From the entries below, pull out each line where "Comunicação" appears.
━━ Listed records
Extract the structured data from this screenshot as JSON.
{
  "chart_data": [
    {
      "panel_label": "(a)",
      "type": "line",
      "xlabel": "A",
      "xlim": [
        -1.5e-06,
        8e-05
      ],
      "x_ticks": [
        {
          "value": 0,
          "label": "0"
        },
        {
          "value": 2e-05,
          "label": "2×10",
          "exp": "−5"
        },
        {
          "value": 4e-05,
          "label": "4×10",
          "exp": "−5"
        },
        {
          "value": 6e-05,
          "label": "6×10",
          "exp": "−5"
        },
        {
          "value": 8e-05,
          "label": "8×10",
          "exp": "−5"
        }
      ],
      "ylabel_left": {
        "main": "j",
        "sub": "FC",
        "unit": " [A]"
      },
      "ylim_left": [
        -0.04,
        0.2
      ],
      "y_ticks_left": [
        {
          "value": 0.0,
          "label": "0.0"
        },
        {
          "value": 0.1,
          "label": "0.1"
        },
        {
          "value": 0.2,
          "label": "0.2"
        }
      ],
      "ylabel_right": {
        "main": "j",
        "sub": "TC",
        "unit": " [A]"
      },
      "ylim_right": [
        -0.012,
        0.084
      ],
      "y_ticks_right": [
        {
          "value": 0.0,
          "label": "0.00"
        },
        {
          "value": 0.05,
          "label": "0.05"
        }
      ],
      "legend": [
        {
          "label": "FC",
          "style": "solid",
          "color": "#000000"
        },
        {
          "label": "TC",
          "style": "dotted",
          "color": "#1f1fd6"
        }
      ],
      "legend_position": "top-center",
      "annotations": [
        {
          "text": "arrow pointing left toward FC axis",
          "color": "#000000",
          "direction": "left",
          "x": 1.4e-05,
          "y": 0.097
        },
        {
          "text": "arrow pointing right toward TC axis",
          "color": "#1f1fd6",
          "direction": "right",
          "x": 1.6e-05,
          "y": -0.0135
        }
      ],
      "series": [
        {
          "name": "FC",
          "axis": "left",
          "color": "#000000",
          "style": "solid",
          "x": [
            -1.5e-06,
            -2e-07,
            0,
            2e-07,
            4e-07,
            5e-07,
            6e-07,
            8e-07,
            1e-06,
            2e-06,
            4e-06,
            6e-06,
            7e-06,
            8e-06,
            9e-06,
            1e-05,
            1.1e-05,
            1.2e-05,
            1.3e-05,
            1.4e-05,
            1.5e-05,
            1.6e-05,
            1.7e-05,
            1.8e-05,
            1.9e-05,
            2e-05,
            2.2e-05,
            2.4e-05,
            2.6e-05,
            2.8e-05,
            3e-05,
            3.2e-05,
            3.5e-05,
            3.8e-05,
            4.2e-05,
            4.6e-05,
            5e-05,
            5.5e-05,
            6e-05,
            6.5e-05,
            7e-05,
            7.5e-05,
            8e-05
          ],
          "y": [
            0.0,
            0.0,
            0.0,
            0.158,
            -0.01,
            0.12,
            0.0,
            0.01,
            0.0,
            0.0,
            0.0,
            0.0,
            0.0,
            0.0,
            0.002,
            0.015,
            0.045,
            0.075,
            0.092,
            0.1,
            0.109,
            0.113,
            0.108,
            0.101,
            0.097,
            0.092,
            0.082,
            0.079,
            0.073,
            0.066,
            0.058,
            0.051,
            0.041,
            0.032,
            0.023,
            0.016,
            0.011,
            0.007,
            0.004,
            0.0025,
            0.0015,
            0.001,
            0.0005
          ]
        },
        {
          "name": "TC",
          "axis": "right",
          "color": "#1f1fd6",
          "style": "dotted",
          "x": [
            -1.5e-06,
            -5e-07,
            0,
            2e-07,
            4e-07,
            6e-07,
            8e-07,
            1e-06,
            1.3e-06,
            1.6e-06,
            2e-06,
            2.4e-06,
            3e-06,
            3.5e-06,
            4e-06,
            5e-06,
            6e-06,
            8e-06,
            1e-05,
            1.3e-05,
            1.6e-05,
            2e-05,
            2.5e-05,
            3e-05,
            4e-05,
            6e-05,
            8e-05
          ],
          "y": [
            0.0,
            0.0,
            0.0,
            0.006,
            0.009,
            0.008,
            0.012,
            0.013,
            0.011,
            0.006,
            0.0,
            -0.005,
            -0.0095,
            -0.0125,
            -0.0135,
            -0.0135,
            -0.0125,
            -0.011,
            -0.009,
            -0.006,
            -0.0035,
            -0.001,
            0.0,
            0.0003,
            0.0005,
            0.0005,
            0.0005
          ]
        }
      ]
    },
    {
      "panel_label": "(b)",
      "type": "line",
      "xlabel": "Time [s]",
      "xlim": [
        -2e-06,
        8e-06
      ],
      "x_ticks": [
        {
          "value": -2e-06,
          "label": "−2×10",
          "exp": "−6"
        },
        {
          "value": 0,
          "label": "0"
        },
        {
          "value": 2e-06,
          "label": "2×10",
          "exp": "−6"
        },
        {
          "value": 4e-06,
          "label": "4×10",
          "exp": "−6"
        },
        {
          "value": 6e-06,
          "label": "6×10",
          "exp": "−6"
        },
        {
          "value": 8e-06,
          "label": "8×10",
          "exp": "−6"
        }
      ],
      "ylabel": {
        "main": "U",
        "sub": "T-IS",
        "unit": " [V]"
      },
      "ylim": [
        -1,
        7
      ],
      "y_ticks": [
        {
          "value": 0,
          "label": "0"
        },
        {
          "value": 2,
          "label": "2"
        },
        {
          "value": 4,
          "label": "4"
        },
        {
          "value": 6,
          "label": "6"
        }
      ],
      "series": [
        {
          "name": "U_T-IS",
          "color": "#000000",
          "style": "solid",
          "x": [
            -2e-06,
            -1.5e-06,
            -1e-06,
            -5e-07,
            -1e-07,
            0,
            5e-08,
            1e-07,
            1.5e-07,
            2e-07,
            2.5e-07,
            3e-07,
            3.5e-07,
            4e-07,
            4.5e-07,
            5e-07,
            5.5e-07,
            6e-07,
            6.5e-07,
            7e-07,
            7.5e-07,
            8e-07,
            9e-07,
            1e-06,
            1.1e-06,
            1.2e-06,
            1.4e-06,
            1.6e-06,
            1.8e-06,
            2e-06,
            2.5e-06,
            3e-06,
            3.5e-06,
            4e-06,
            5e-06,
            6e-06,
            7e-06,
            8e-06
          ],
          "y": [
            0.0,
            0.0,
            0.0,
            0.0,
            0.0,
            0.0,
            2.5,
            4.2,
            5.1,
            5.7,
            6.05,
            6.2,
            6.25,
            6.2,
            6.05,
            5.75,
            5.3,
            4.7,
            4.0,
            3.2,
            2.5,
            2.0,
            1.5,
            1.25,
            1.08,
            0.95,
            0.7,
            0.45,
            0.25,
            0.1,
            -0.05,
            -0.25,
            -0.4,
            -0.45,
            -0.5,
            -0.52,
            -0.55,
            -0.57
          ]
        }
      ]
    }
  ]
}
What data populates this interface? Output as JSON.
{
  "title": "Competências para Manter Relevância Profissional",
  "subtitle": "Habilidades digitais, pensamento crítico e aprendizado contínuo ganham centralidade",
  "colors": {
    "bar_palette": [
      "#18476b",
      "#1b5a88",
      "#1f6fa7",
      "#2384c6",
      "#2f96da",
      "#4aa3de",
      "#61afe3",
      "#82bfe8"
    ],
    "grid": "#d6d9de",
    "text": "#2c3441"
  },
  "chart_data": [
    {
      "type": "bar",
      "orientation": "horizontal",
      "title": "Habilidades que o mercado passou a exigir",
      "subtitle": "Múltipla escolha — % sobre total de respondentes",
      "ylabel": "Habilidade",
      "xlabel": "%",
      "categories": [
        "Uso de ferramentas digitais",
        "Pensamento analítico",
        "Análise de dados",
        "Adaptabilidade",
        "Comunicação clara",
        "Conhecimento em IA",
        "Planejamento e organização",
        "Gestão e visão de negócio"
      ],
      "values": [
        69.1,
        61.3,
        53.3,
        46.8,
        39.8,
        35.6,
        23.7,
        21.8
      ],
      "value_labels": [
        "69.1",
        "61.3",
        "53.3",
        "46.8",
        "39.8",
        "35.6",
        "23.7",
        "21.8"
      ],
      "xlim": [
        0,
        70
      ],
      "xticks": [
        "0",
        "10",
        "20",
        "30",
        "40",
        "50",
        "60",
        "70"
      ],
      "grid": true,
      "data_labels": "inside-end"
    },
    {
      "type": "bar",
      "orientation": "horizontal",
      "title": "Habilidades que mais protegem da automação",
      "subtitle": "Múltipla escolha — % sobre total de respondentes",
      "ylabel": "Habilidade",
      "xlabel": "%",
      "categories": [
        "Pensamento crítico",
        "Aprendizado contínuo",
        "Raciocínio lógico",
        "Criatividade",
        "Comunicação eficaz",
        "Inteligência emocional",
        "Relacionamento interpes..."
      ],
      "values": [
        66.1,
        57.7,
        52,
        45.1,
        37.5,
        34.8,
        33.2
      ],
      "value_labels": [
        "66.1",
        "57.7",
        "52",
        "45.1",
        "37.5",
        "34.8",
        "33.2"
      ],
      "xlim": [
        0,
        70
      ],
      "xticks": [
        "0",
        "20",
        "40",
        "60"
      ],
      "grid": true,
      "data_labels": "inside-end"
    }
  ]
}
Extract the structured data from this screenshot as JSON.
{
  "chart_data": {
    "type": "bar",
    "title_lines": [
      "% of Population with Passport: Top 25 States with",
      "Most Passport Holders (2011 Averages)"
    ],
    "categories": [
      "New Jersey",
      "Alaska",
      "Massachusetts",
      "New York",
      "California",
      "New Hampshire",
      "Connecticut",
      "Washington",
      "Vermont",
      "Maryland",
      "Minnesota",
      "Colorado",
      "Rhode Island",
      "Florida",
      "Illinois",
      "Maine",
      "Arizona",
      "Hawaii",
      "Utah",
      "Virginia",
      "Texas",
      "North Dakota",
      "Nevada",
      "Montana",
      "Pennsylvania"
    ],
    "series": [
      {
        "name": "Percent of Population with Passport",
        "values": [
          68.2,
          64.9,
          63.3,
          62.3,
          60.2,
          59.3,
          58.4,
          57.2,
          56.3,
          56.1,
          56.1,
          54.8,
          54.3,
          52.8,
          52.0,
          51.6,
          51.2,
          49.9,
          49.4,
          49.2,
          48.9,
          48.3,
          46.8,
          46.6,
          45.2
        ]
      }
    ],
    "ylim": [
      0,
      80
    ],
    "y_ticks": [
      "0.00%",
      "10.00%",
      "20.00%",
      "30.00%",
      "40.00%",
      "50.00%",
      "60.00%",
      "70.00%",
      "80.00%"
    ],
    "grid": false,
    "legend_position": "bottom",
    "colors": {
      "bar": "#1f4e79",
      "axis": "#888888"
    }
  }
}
━━━━
= Answer to the problem =
        "Comunicação clara",
        "Comunicação eficaz",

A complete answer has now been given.